→ Written instruction
Locate every line in the records below that holds the word "kụíntri" and return each one.

→ Stored dataset items
- - - - -
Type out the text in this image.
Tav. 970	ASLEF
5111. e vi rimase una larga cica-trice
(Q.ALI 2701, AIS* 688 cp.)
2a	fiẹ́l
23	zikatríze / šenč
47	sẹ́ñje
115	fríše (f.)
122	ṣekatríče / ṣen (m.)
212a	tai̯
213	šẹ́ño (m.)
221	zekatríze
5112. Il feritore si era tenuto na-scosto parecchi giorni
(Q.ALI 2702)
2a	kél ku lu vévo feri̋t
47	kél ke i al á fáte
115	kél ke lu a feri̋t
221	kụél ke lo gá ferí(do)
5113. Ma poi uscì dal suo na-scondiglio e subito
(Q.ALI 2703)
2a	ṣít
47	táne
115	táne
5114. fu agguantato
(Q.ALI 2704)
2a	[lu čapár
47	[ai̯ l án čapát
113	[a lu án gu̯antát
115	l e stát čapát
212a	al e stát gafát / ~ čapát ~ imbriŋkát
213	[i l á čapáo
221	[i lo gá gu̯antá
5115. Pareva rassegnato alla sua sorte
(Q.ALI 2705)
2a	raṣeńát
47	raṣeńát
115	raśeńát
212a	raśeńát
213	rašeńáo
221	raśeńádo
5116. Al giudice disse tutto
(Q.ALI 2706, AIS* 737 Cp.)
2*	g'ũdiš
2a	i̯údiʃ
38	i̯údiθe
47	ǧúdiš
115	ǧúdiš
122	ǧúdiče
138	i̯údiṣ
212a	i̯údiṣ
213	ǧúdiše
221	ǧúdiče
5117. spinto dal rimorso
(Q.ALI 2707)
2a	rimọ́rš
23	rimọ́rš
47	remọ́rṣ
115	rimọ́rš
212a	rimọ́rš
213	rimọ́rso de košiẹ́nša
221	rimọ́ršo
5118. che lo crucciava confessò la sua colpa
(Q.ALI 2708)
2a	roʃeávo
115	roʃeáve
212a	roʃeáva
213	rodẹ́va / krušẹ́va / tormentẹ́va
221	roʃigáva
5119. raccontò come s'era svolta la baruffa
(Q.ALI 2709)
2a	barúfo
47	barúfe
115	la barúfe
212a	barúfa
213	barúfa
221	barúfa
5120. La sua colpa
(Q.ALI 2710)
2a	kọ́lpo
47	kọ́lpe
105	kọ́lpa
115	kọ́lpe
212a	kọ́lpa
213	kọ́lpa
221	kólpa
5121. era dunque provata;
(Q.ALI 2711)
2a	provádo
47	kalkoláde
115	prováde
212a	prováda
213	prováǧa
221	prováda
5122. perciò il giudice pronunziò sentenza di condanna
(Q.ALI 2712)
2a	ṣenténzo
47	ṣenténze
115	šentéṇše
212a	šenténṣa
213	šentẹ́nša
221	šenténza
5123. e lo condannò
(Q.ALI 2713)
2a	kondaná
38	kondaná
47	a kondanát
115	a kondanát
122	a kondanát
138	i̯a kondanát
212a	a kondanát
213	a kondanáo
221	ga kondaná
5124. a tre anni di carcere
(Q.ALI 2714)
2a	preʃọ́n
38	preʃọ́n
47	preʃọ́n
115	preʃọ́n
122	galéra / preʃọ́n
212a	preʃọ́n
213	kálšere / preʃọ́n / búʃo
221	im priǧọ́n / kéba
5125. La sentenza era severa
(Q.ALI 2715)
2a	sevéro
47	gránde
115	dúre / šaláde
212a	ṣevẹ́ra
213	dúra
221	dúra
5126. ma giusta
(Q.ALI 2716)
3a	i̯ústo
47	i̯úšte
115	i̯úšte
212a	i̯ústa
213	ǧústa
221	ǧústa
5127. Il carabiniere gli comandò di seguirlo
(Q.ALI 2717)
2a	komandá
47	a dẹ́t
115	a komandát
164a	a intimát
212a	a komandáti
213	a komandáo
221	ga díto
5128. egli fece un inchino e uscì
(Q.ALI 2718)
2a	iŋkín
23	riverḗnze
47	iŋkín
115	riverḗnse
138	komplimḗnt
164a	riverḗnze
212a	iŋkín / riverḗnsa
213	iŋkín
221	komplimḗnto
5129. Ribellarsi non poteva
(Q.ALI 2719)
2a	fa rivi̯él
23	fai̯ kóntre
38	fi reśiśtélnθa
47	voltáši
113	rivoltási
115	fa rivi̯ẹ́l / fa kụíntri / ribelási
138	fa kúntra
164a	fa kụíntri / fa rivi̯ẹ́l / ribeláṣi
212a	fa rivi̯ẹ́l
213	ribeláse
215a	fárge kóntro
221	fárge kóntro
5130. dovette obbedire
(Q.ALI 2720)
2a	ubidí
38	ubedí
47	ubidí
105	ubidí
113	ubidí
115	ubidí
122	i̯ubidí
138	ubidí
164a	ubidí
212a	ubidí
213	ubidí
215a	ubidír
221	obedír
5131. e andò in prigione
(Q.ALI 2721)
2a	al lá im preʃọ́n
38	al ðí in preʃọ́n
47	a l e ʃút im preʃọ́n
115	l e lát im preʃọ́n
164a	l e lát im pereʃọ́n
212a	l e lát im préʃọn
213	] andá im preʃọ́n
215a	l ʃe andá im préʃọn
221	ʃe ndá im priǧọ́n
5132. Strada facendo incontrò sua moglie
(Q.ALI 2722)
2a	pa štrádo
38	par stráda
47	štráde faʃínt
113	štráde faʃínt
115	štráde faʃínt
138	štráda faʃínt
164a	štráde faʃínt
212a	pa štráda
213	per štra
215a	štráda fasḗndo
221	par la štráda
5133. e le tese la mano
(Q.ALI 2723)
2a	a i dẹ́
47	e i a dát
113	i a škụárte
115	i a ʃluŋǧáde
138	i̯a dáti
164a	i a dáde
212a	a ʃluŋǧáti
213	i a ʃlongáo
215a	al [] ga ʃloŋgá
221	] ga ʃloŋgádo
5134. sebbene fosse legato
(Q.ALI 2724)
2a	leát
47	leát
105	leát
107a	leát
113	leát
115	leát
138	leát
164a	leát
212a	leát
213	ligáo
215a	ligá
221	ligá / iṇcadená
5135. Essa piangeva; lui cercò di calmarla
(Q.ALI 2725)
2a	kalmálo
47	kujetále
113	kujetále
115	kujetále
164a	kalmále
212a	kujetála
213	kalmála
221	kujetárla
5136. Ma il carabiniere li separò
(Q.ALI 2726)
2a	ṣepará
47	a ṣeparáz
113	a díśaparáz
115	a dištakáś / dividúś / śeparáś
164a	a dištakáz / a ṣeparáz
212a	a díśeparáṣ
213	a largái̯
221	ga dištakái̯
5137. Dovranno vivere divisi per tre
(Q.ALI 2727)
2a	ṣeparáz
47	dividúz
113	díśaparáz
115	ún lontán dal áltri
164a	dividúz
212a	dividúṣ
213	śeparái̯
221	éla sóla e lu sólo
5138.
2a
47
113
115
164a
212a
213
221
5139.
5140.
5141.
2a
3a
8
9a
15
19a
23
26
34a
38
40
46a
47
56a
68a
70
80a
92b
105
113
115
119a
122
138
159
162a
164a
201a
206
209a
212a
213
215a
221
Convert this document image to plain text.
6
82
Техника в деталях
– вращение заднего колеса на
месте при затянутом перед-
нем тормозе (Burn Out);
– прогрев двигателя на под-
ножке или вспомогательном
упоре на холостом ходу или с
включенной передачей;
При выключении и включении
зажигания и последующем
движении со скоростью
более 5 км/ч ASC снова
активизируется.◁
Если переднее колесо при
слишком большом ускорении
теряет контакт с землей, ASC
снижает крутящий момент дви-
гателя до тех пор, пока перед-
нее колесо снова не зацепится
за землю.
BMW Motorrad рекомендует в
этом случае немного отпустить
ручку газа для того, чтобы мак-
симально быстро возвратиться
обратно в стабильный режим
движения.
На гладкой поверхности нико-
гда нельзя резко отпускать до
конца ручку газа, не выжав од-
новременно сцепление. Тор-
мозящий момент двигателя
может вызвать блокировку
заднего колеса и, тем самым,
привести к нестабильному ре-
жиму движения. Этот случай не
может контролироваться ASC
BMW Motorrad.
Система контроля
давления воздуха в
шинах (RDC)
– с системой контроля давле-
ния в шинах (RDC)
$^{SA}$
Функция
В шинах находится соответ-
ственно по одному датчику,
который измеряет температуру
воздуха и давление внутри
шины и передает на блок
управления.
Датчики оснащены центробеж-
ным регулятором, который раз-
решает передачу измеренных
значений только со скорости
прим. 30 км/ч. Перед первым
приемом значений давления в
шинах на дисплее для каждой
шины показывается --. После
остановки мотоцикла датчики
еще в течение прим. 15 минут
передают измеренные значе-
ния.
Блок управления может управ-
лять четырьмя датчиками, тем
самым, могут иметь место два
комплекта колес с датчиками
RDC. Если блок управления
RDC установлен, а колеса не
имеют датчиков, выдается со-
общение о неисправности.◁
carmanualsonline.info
- - - - -
→ Exercise solution
115	fa rivi̯ẹ́l / fa kụíntri / ribelási
164a	fa kụíntri / fa rivi̯ẹ́l / ribeláṣi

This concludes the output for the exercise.